Instruction — Find and copy every line in the records that includes the string "questions".

======

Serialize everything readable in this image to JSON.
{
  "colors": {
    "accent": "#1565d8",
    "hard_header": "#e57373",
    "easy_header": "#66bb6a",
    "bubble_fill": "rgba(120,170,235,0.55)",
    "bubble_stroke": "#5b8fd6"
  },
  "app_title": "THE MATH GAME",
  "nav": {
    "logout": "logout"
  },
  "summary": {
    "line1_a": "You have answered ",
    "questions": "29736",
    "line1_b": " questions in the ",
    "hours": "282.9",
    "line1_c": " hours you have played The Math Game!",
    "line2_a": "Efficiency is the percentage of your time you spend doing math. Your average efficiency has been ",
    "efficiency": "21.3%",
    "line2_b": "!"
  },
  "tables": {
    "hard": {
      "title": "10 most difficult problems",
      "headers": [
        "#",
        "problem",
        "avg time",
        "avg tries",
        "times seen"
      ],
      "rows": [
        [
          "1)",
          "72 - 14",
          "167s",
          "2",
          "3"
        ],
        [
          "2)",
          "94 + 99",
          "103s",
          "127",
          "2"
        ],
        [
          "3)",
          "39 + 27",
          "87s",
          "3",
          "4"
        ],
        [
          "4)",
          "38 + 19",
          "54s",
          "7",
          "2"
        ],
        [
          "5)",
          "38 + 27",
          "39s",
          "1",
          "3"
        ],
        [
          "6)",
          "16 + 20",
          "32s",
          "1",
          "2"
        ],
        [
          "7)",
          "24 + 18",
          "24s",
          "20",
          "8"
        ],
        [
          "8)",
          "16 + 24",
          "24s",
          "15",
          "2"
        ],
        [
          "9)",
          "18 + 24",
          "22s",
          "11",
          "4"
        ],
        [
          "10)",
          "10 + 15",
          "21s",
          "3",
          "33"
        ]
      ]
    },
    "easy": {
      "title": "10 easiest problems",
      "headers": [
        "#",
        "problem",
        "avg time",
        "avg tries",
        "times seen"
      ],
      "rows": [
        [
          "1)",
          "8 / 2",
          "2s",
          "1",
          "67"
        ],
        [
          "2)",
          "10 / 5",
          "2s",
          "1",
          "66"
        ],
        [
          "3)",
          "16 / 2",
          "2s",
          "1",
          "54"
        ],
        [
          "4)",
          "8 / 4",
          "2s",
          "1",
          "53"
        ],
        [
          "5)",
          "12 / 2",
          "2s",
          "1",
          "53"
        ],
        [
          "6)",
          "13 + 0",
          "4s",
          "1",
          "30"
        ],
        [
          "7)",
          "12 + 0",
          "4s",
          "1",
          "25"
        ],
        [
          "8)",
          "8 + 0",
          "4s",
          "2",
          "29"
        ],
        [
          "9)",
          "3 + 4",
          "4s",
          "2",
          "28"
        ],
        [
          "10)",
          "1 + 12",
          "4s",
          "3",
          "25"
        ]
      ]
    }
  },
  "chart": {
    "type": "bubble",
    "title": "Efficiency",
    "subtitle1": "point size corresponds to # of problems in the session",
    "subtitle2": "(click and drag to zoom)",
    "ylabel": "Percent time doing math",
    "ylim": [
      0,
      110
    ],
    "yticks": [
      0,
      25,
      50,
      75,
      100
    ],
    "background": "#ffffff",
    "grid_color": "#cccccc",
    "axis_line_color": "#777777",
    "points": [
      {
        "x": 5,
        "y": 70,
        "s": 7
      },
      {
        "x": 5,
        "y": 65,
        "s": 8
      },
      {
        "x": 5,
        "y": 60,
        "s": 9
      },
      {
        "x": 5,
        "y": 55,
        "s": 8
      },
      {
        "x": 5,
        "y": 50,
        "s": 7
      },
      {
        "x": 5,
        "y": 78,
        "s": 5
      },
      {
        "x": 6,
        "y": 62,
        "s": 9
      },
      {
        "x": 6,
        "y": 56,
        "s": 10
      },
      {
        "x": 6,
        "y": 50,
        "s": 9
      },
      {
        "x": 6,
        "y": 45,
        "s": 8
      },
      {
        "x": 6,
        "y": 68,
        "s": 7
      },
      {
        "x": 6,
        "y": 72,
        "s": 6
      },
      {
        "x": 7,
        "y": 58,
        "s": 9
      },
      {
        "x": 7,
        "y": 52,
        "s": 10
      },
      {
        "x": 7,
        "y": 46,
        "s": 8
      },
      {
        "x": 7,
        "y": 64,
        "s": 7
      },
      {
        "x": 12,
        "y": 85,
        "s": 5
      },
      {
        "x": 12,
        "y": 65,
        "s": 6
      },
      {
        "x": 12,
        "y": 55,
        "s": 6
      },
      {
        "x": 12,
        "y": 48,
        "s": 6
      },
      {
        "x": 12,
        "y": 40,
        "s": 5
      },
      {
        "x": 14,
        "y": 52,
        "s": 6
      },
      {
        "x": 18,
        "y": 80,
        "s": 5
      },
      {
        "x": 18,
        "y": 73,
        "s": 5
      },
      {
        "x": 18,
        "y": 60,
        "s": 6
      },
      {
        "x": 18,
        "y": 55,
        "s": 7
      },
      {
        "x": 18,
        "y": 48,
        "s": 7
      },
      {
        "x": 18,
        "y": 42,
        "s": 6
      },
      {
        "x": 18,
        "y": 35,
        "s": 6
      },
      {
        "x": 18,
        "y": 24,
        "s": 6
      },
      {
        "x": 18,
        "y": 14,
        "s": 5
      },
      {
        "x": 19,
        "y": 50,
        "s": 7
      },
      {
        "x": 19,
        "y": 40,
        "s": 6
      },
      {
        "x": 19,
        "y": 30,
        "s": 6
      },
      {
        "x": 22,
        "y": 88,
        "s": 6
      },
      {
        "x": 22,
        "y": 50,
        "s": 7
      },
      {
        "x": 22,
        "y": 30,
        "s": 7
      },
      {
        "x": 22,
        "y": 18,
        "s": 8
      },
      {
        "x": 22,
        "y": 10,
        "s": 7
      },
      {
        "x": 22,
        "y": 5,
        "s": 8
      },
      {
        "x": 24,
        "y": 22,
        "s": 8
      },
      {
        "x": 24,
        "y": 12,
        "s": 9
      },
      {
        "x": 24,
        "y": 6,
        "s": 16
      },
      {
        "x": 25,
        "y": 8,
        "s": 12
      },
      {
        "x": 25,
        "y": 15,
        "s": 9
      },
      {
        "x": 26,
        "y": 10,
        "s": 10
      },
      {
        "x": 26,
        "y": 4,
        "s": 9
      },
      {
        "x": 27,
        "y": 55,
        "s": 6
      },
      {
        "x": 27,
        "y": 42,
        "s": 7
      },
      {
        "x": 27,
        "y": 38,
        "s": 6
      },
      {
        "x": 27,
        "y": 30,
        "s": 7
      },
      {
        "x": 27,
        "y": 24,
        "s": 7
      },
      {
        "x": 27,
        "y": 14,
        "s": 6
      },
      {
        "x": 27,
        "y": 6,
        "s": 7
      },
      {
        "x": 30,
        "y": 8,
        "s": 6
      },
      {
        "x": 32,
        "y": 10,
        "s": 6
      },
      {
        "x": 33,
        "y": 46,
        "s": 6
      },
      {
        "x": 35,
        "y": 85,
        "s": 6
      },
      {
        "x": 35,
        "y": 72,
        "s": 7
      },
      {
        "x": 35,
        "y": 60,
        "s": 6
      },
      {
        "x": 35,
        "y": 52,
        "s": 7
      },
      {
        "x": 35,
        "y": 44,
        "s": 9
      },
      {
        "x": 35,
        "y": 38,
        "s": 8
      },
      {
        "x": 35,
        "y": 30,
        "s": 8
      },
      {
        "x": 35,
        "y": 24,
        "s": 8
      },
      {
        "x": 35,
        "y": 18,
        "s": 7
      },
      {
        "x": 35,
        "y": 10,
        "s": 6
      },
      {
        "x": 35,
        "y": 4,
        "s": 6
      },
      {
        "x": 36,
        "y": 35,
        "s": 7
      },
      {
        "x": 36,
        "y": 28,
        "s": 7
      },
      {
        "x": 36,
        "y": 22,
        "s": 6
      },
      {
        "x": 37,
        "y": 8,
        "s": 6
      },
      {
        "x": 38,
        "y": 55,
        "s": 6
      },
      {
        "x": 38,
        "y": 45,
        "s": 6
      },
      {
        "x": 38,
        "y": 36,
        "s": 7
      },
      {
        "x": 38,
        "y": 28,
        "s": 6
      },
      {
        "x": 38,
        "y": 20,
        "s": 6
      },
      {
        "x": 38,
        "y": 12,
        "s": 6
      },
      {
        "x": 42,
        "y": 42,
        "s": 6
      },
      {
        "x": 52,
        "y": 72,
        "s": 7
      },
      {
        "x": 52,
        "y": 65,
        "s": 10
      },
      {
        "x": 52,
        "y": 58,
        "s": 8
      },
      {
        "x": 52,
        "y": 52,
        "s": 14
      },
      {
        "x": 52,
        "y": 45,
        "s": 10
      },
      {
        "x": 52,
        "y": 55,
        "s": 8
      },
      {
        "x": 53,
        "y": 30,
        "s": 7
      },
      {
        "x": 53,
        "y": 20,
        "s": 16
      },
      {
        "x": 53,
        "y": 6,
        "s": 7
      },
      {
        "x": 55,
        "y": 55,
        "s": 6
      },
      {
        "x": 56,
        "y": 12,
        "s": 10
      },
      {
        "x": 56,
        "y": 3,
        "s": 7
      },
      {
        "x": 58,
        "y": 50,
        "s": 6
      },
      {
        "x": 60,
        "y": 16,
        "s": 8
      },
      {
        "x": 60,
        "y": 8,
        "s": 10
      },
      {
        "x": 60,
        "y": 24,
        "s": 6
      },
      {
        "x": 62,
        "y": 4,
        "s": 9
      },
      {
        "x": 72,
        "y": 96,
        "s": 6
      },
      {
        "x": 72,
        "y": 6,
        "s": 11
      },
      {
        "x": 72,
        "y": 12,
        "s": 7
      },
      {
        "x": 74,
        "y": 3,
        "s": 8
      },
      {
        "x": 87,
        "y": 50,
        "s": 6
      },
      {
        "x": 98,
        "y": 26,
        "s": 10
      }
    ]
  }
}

======

Task answer —
    "questions": "29736",
    "line1_b": " questions in the ",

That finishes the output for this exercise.